• Set task: All entries below are to be set down again, identical to the source.

Records that describe figures:
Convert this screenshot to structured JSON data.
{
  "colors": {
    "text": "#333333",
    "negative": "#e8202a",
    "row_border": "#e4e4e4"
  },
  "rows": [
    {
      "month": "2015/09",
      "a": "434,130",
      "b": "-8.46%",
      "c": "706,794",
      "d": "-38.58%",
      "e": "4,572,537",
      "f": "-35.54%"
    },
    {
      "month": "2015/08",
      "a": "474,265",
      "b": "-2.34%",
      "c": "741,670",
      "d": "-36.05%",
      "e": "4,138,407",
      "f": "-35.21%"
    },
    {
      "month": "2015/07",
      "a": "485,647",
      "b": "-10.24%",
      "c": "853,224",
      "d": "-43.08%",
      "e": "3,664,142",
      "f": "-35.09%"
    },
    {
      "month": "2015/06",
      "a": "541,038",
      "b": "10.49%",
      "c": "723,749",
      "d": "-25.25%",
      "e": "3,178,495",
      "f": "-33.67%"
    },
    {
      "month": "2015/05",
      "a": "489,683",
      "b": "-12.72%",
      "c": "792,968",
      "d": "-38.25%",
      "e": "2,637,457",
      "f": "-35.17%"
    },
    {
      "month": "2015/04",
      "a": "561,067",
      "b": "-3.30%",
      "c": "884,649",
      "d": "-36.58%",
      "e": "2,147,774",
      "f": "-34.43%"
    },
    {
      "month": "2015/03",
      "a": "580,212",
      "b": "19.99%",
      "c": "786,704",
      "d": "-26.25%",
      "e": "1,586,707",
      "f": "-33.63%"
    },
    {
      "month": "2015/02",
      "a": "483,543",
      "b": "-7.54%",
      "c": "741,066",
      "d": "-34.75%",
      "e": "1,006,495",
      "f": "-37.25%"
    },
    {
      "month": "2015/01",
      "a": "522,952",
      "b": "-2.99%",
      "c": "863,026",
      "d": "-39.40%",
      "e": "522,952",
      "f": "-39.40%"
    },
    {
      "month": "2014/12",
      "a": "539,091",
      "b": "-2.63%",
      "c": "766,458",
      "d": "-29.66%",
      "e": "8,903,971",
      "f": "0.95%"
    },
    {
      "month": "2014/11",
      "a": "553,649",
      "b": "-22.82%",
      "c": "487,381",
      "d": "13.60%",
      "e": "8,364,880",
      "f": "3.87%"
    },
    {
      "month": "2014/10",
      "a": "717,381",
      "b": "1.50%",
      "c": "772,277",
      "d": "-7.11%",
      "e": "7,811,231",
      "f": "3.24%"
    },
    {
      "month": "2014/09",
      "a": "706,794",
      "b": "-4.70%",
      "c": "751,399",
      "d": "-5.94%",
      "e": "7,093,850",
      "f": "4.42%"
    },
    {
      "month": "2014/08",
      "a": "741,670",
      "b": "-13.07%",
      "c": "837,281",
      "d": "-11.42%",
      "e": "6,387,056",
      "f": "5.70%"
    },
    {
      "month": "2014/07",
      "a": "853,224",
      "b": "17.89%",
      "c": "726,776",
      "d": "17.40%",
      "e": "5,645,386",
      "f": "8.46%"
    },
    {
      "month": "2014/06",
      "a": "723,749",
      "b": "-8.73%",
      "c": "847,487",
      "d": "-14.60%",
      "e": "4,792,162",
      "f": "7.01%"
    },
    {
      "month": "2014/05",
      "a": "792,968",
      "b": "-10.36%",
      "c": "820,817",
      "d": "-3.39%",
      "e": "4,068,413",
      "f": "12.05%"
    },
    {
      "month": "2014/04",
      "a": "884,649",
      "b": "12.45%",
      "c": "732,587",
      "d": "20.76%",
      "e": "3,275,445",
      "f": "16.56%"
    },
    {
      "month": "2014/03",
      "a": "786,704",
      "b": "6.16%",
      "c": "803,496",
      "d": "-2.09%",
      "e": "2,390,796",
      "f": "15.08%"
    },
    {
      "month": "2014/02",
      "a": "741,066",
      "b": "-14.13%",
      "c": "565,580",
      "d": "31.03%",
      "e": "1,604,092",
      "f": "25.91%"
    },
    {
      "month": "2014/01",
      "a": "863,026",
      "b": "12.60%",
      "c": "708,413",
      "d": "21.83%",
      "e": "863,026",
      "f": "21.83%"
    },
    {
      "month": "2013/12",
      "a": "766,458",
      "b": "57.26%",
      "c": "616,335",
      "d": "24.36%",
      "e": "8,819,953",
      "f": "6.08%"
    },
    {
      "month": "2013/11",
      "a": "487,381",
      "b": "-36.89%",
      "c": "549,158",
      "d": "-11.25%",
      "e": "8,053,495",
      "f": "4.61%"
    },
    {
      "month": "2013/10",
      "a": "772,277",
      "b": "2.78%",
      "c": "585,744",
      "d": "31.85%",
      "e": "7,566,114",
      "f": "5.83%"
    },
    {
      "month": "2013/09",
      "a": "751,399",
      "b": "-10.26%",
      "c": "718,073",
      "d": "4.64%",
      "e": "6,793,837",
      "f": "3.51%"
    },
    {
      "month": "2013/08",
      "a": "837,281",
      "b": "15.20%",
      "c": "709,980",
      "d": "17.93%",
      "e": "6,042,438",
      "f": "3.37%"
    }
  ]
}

• Result:
Convert this screenshot to structured JSON data.
{
  "colors": {
    "text": "#333333",
    "negative": "#e8202a",
    "row_border": "#e4e4e4"
  },
  "rows": [
    {
      "month": "2015/09",
      "a": "434,130",
      "b": "-8.46%",
      "c": "706,794",
      "d": "-38.58%",
      "e": "4,572,537",
      "f": "-35.54%"
    },
    {
      "month": "2015/08",
      "a": "474,265",
      "b": "-2.34%",
      "c": "741,670",
      "d": "-36.05%",
      "e": "4,138,407",
      "f": "-35.21%"
    },
    {
      "month": "2015/07",
      "a": "485,647",
      "b": "-10.24%",
      "c": "853,224",
      "d": "-43.08%",
      "e": "3,664,142",
      "f": "-35.09%"
    },
    {
      "month": "2015/06",
      "a": "541,038",
      "b": "10.49%",
      "c": "723,749",
      "d": "-25.25%",
      "e": "3,178,495",
      "f": "-33.67%"
    },
    {
      "month": "2015/05",
      "a": "489,683",
      "b": "-12.72%",
      "c": "792,968",
      "d": "-38.25%",
      "e": "2,637,457",
      "f": "-35.17%"
    },
    {
      "month": "2015/04",
      "a": "561,067",
      "b": "-3.30%",
      "c": "884,649",
      "d": "-36.58%",
      "e": "2,147,774",
      "f": "-34.43%"
    },
    {
      "month": "2015/03",
      "a": "580,212",
      "b": "19.99%",
      "c": "786,704",
      "d": "-26.25%",
      "e": "1,586,707",
      "f": "-33.63%"
    },
    {
      "month": "2015/02",
      "a": "483,543",
      "b": "-7.54%",
      "c": "741,066",
      "d": "-34.75%",
      "e": "1,006,495",
      "f": "-37.25%"
    },
    {
      "month": "2015/01",
      "a": "522,952",
      "b": "-2.99%",
      "c": "863,026",
      "d": "-39.40%",
      "e": "522,952",
      "f": "-39.40%"
    },
    {
      "month": "2014/12",
      "a": "539,091",
      "b": "-2.63%",
      "c": "766,458",
      "d": "-29.66%",
      "e": "8,903,971",
      "f": "0.95%"
    },
    {
      "month": "2014/11",
      "a": "553,649",
      "b": "-22.82%",
      "c": "487,381",
      "d": "13.60%",
      "e": "8,364,880",
      "f": "3.87%"
    },
    {
      "month": "2014/10",
      "a": "717,381",
      "b": "1.50%",
      "c": "772,277",
      "d": "-7.11%",
      "e": "7,811,231",
      "f": "3.24%"
    },
    {
      "month": "2014/09",
      "a": "706,794",
      "b": "-4.70%",
      "c": "751,399",
      "d": "-5.94%",
      "e": "7,093,850",
      "f": "4.42%"
    },
    {
      "month": "2014/08",
      "a": "741,670",
      "b": "-13.07%",
      "c": "837,281",
      "d": "-11.42%",
      "e": "6,387,056",
      "f": "5.70%"
    },
    {
      "month": "2014/07",
      "a": "853,224",
      "b": "17.89%",
      "c": "726,776",
      "d": "17.40%",
      "e": "5,645,386",
      "f": "8.46%"
    },
    {
      "month": "2014/06",
      "a": "723,749",
      "b": "-8.73%",
      "c": "847,487",
      "d": "-14.60%",
      "e": "4,792,162",
      "f": "7.01%"
    },
    {
      "month": "2014/05",
      "a": "792,968",
      "b": "-10.36%",
      "c": "820,817",
      "d": "-3.39%",
      "e": "4,068,413",
      "f": "12.05%"
    },
    {
      "month": "2014/04",
      "a": "884,649",
      "b": "12.45%",
      "c": "732,587",
      "d": "20.76%",
      "e": "3,275,445",
      "f": "16.56%"
    },
    {
      "month": "2014/03",
      "a": "786,704",
      "b": "6.16%",
      "c": "803,496",
      "d": "-2.09%",
      "e": "2,390,796",
      "f": "15.08%"
    },
    {
      "month": "2014/02",
      "a": "741,066",
      "b": "-14.13%",
      "c": "565,580",
      "d": "31.03%",
      "e": "1,604,092",
      "f": "25.91%"
    },
    {
      "month": "2014/01",
      "a": "863,026",
      "b": "12.60%",
      "c": "708,413",
      "d": "21.83%",
      "e": "863,026",
      "f": "21.83%"
    },
    {
      "month": "2013/12",
      "a": "766,458",
      "b": "57.26%",
      "c": "616,335",
      "d": "24.36%",
      "e": "8,819,953",
      "f": "6.08%"
    },
    {
      "month": "2013/11",
      "a": "487,381",
      "b": "-36.89%",
      "c": "549,158",
      "d": "-11.25%",
      "e": "8,053,495",
      "f": "4.61%"
    },
    {
      "month": "2013/10",
      "a": "772,277",
      "b": "2.78%",
      "c": "585,744",
      "d": "31.85%",
      "e": "7,566,114",
      "f": "5.83%"
    },
    {
      "month": "2013/09",
      "a": "751,399",
      "b": "-10.26%",
      "c": "718,073",
      "d": "4.64%",
      "e": "6,793,837",
      "f": "3.51%"
    },
    {
      "month": "2013/08",
      "a": "837,281",
      "b": "15.20%",
      "c": "709,980",
      "d": "17.93%",
      "e": "6,042,438",
      "f": "3.37%"
    }
  ]
}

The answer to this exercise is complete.